* Begin THE RECORDS *
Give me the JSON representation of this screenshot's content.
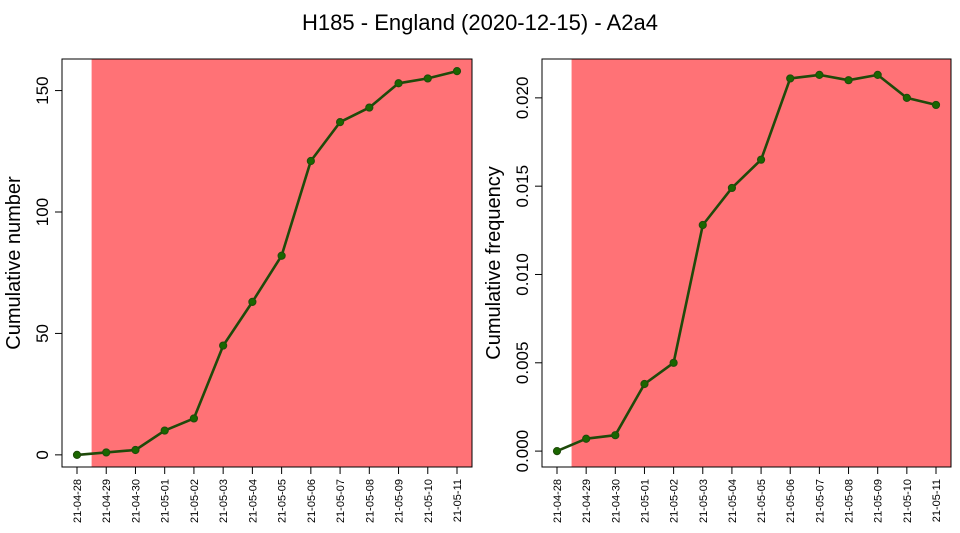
{
  "title": "H185 - England (2020-12-15) - A2a4",
  "colors": {
    "shade": "#ff7276",
    "line": "#1f4a0a",
    "marker": "#1a6600",
    "axis": "#000000"
  },
  "chart_data": [
    {
      "type": "line",
      "title": "",
      "xlabel": "",
      "ylabel": "Cumulative number",
      "categories": [
        "21-04-28",
        "21-04-29",
        "21-04-30",
        "21-05-01",
        "21-05-02",
        "21-05-03",
        "21-05-04",
        "21-05-05",
        "21-05-06",
        "21-05-07",
        "21-05-08",
        "21-05-09",
        "21-05-10",
        "21-05-11"
      ],
      "values": [
        0,
        1,
        2,
        10,
        15,
        45,
        63,
        82,
        121,
        137,
        143,
        153,
        155,
        158
      ],
      "ylim": [
        -5,
        163
      ],
      "yticks": [
        0,
        50,
        100,
        150
      ],
      "ytick_labels": [
        "0",
        "50",
        "100",
        "150"
      ],
      "shade_start_index": 0.5,
      "grid": false
    },
    {
      "type": "line",
      "title": "",
      "xlabel": "",
      "ylabel": "Cumulative frequency",
      "categories": [
        "21-04-28",
        "21-04-29",
        "21-04-30",
        "21-05-01",
        "21-05-02",
        "21-05-03",
        "21-05-04",
        "21-05-05",
        "21-05-06",
        "21-05-07",
        "21-05-08",
        "21-05-09",
        "21-05-10",
        "21-05-11"
      ],
      "values": [
        0.0,
        0.0007,
        0.0009,
        0.0038,
        0.005,
        0.0128,
        0.0149,
        0.0165,
        0.0211,
        0.0213,
        0.021,
        0.0213,
        0.02,
        0.0196
      ],
      "ylim": [
        -0.0009,
        0.0222
      ],
      "yticks": [
        0.0,
        0.005,
        0.01,
        0.015,
        0.02
      ],
      "ytick_labels": [
        "0.000",
        "0.005",
        "0.010",
        "0.015",
        "0.020"
      ],
      "shade_start_index": 0.5,
      "grid": false
    }
  ]
}
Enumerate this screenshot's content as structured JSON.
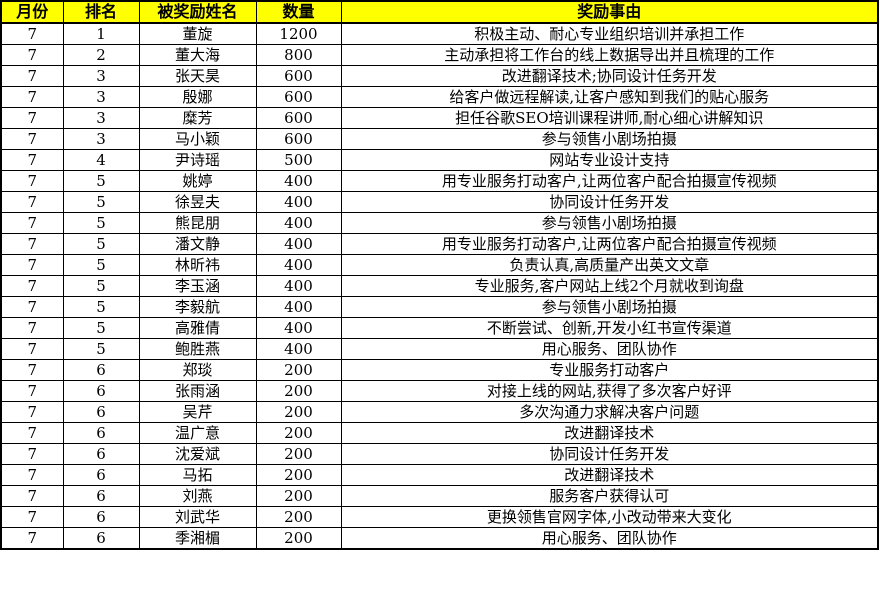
* End THE RECORDS *
● WHAT THE TASK ASKS: Leave out the pictures and copy the rest of the material above exactly.

● ANSWER TO THE EXERCISE:
Give me the JSON representation of this screenshot's content.
{
  "title": "H185 - England (2020-12-15) - A2a4",
  "colors": {
    "shade": "#ff7276",
    "line": "#1f4a0a",
    "marker": "#1a6600",
    "axis": "#000000"
  },
  "chart_data": [
    {
      "type": "line",
      "title": "",
      "xlabel": "",
      "ylabel": "Cumulative number",
      "categories": [
        "21-04-28",
        "21-04-29",
        "21-04-30",
        "21-05-01",
        "21-05-02",
        "21-05-03",
        "21-05-04",
        "21-05-05",
        "21-05-06",
        "21-05-07",
        "21-05-08",
        "21-05-09",
        "21-05-10",
        "21-05-11"
      ],
      "values": [
        0,
        1,
        2,
        10,
        15,
        45,
        63,
        82,
        121,
        137,
        143,
        153,
        155,
        158
      ],
      "ylim": [
        -5,
        163
      ],
      "yticks": [
        0,
        50,
        100,
        150
      ],
      "ytick_labels": [
        "0",
        "50",
        "100",
        "150"
      ],
      "shade_start_index": 0.5,
      "grid": false
    },
    {
      "type": "line",
      "title": "",
      "xlabel": "",
      "ylabel": "Cumulative frequency",
      "categories": [
        "21-04-28",
        "21-04-29",
        "21-04-30",
        "21-05-01",
        "21-05-02",
        "21-05-03",
        "21-05-04",
        "21-05-05",
        "21-05-06",
        "21-05-07",
        "21-05-08",
        "21-05-09",
        "21-05-10",
        "21-05-11"
      ],
      "values": [
        0.0,
        0.0007,
        0.0009,
        0.0038,
        0.005,
        0.0128,
        0.0149,
        0.0165,
        0.0211,
        0.0213,
        0.021,
        0.0213,
        0.02,
        0.0196
      ],
      "ylim": [
        -0.0009,
        0.0222
      ],
      "yticks": [
        0.0,
        0.005,
        0.01,
        0.015,
        0.02
      ],
      "ytick_labels": [
        "0.000",
        "0.005",
        "0.010",
        "0.015",
        "0.020"
      ],
      "shade_start_index": 0.5,
      "grid": false
    }
  ]
}
Enumerate this screenshot's content as structured JSON.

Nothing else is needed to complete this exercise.